(Dataset records)
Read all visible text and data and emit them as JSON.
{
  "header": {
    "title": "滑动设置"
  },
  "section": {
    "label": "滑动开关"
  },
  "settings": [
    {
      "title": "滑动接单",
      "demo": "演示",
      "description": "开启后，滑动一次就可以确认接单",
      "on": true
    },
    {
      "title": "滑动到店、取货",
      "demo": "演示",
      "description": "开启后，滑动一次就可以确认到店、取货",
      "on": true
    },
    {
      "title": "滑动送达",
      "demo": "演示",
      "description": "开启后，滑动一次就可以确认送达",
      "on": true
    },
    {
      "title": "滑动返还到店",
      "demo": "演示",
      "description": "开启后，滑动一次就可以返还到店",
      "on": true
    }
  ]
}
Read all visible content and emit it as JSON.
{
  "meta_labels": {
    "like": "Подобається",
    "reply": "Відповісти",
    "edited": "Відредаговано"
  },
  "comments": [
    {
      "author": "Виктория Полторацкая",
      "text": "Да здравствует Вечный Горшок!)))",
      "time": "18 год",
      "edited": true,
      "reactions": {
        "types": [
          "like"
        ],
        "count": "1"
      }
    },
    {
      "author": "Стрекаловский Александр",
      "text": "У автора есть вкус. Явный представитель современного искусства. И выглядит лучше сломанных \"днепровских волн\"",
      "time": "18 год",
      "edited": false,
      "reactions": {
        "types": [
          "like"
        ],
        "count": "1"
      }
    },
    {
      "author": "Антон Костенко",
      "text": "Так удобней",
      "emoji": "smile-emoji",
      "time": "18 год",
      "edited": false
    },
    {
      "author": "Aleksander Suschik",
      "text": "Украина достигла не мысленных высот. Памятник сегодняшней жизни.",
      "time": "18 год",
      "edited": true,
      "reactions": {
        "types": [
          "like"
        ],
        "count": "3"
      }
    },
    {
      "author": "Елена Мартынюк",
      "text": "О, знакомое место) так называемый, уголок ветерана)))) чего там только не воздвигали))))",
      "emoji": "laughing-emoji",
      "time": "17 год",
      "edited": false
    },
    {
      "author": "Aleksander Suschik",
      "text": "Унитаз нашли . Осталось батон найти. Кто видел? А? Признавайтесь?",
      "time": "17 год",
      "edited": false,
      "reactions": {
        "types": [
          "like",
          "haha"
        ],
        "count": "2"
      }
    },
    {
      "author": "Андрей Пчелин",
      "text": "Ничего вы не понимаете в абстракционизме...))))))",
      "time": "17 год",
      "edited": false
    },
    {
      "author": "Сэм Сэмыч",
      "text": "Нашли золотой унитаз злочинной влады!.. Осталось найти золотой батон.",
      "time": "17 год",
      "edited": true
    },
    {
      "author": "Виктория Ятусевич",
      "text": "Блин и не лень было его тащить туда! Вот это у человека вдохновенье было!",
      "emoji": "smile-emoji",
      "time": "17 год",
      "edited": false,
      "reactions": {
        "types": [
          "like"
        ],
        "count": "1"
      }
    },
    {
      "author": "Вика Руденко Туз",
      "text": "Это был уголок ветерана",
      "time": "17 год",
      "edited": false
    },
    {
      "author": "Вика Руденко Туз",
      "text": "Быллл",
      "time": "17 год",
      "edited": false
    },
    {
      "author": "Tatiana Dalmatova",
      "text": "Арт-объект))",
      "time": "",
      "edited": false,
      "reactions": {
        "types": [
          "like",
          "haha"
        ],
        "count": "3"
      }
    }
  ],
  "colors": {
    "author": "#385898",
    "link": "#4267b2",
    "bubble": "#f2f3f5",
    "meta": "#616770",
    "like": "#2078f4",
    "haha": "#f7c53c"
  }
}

## GIVEN TASK
Pick out each line containing "найти" and report it.

## REPLY TO THE EXERCISE
      "text": "Унитаз нашли . Осталось батон найти. Кто видел? А? Признавайтесь?",
      "text": "Нашли золотой унитаз злочинной влады!.. Осталось найти золотой батон.",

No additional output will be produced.